Stored items from a collection:
::::::
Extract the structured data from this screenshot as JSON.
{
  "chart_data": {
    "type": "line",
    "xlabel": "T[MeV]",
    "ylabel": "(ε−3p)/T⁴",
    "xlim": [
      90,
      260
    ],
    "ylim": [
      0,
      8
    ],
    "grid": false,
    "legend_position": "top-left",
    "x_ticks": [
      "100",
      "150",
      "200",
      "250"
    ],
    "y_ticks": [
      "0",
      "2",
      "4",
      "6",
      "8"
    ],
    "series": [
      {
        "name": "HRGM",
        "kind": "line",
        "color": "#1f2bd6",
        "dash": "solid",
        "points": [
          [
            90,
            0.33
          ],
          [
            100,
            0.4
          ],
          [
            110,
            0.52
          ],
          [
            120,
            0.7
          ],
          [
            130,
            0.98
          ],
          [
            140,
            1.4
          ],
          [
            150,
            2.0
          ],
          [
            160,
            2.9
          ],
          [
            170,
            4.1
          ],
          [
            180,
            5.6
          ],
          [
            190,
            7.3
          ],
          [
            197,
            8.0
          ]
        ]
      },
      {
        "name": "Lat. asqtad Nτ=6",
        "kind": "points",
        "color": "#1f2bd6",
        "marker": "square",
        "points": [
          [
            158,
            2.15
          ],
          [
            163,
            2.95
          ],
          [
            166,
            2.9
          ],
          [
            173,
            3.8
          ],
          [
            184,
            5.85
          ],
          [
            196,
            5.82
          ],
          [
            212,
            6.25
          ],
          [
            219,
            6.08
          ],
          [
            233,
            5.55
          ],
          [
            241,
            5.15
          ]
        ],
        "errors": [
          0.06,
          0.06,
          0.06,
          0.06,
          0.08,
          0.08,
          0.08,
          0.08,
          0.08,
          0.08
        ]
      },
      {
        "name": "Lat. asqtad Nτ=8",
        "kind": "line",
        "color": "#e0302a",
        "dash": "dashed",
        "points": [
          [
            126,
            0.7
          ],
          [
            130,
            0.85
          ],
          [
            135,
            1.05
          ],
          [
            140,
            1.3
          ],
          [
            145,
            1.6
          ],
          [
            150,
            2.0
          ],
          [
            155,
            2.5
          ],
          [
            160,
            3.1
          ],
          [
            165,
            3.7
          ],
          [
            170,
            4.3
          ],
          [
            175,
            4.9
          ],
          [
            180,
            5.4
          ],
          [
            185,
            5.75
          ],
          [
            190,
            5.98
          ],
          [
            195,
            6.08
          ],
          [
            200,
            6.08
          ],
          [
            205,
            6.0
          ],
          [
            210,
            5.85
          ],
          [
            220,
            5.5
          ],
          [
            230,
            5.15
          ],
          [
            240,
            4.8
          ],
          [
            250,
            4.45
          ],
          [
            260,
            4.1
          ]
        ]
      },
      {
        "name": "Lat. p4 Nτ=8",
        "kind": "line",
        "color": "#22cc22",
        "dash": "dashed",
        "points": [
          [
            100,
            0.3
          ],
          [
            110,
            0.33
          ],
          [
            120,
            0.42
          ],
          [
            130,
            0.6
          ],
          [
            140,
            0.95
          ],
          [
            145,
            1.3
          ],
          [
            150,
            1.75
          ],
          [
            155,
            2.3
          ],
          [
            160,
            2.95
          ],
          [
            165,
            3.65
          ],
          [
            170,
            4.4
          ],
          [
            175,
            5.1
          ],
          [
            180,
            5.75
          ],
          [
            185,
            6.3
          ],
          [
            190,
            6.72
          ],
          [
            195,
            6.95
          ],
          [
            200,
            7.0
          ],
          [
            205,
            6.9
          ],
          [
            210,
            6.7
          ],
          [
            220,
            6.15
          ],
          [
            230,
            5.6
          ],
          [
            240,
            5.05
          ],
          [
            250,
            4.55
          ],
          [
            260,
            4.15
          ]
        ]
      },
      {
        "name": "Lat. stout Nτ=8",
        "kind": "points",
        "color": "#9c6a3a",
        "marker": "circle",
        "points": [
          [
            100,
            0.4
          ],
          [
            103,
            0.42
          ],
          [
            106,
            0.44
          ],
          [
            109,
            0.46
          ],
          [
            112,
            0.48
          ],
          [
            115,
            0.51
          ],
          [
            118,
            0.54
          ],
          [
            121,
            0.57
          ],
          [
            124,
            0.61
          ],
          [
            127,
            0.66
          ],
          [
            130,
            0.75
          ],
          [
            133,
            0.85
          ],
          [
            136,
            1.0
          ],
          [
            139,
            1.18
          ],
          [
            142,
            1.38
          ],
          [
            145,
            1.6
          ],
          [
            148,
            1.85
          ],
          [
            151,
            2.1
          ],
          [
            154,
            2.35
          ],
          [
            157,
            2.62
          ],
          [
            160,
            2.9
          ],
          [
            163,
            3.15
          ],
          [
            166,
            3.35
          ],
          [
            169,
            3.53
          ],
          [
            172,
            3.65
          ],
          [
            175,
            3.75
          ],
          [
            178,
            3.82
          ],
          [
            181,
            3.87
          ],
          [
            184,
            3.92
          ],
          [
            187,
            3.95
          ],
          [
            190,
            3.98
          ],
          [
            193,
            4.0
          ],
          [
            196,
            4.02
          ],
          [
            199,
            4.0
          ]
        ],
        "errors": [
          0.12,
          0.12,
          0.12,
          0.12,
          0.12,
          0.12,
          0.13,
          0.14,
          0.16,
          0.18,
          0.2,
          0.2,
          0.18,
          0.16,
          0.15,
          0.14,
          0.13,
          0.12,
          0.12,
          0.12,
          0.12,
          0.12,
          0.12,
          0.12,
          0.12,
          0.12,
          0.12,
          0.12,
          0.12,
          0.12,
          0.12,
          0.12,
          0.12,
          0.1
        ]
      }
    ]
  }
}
::::::
Aim of the exercise: Print out every record again, exactly and in full.

Expected answer:
Extract the structured data from this screenshot as JSON.
{
  "chart_data": {
    "type": "line",
    "xlabel": "T[MeV]",
    "ylabel": "(ε−3p)/T⁴",
    "xlim": [
      90,
      260
    ],
    "ylim": [
      0,
      8
    ],
    "grid": false,
    "legend_position": "top-left",
    "x_ticks": [
      "100",
      "150",
      "200",
      "250"
    ],
    "y_ticks": [
      "0",
      "2",
      "4",
      "6",
      "8"
    ],
    "series": [
      {
        "name": "HRGM",
        "kind": "line",
        "color": "#1f2bd6",
        "dash": "solid",
        "points": [
          [
            90,
            0.33
          ],
          [
            100,
            0.4
          ],
          [
            110,
            0.52
          ],
          [
            120,
            0.7
          ],
          [
            130,
            0.98
          ],
          [
            140,
            1.4
          ],
          [
            150,
            2.0
          ],
          [
            160,
            2.9
          ],
          [
            170,
            4.1
          ],
          [
            180,
            5.6
          ],
          [
            190,
            7.3
          ],
          [
            197,
            8.0
          ]
        ]
      },
      {
        "name": "Lat. asqtad Nτ=6",
        "kind": "points",
        "color": "#1f2bd6",
        "marker": "square",
        "points": [
          [
            158,
            2.15
          ],
          [
            163,
            2.95
          ],
          [
            166,
            2.9
          ],
          [
            173,
            3.8
          ],
          [
            184,
            5.85
          ],
          [
            196,
            5.82
          ],
          [
            212,
            6.25
          ],
          [
            219,
            6.08
          ],
          [
            233,
            5.55
          ],
          [
            241,
            5.15
          ]
        ],
        "errors": [
          0.06,
          0.06,
          0.06,
          0.06,
          0.08,
          0.08,
          0.08,
          0.08,
          0.08,
          0.08
        ]
      },
      {
        "name": "Lat. asqtad Nτ=8",
        "kind": "line",
        "color": "#e0302a",
        "dash": "dashed",
        "points": [
          [
            126,
            0.7
          ],
          [
            130,
            0.85
          ],
          [
            135,
            1.05
          ],
          [
            140,
            1.3
          ],
          [
            145,
            1.6
          ],
          [
            150,
            2.0
          ],
          [
            155,
            2.5
          ],
          [
            160,
            3.1
          ],
          [
            165,
            3.7
          ],
          [
            170,
            4.3
          ],
          [
            175,
            4.9
          ],
          [
            180,
            5.4
          ],
          [
            185,
            5.75
          ],
          [
            190,
            5.98
          ],
          [
            195,
            6.08
          ],
          [
            200,
            6.08
          ],
          [
            205,
            6.0
          ],
          [
            210,
            5.85
          ],
          [
            220,
            5.5
          ],
          [
            230,
            5.15
          ],
          [
            240,
            4.8
          ],
          [
            250,
            4.45
          ],
          [
            260,
            4.1
          ]
        ]
      },
      {
        "name": "Lat. p4 Nτ=8",
        "kind": "line",
        "color": "#22cc22",
        "dash": "dashed",
        "points": [
          [
            100,
            0.3
          ],
          [
            110,
            0.33
          ],
          [
            120,
            0.42
          ],
          [
            130,
            0.6
          ],
          [
            140,
            0.95
          ],
          [
            145,
            1.3
          ],
          [
            150,
            1.75
          ],
          [
            155,
            2.3
          ],
          [
            160,
            2.95
          ],
          [
            165,
            3.65
          ],
          [
            170,
            4.4
          ],
          [
            175,
            5.1
          ],
          [
            180,
            5.75
          ],
          [
            185,
            6.3
          ],
          [
            190,
            6.72
          ],
          [
            195,
            6.95
          ],
          [
            200,
            7.0
          ],
          [
            205,
            6.9
          ],
          [
            210,
            6.7
          ],
          [
            220,
            6.15
          ],
          [
            230,
            5.6
          ],
          [
            240,
            5.05
          ],
          [
            250,
            4.55
          ],
          [
            260,
            4.15
          ]
        ]
      },
      {
        "name": "Lat. stout Nτ=8",
        "kind": "points",
        "color": "#9c6a3a",
        "marker": "circle",
        "points": [
          [
            100,
            0.4
          ],
          [
            103,
            0.42
          ],
          [
            106,
            0.44
          ],
          [
            109,
            0.46
          ],
          [
            112,
            0.48
          ],
          [
            115,
            0.51
          ],
          [
            118,
            0.54
          ],
          [
            121,
            0.57
          ],
          [
            124,
            0.61
          ],
          [
            127,
            0.66
          ],
          [
            130,
            0.75
          ],
          [
            133,
            0.85
          ],
          [
            136,
            1.0
          ],
          [
            139,
            1.18
          ],
          [
            142,
            1.38
          ],
          [
            145,
            1.6
          ],
          [
            148,
            1.85
          ],
          [
            151,
            2.1
          ],
          [
            154,
            2.35
          ],
          [
            157,
            2.62
          ],
          [
            160,
            2.9
          ],
          [
            163,
            3.15
          ],
          [
            166,
            3.35
          ],
          [
            169,
            3.53
          ],
          [
            172,
            3.65
          ],
          [
            175,
            3.75
          ],
          [
            178,
            3.82
          ],
          [
            181,
            3.87
          ],
          [
            184,
            3.92
          ],
          [
            187,
            3.95
          ],
          [
            190,
            3.98
          ],
          [
            193,
            4.0
          ],
          [
            196,
            4.02
          ],
          [
            199,
            4.0
          ]
        ],
        "errors": [
          0.12,
          0.12,
          0.12,
          0.12,
          0.12,
          0.12,
          0.13,
          0.14,
          0.16,
          0.18,
          0.2,
          0.2,
          0.18,
          0.16,
          0.15,
          0.14,
          0.13,
          0.12,
          0.12,
          0.12,
          0.12,
          0.12,
          0.12,
          0.12,
          0.12,
          0.12,
          0.12,
          0.12,
          0.12,
          0.12,
          0.12,
          0.12,
          0.12,
          0.1
        ]
      }
    ]
  }
}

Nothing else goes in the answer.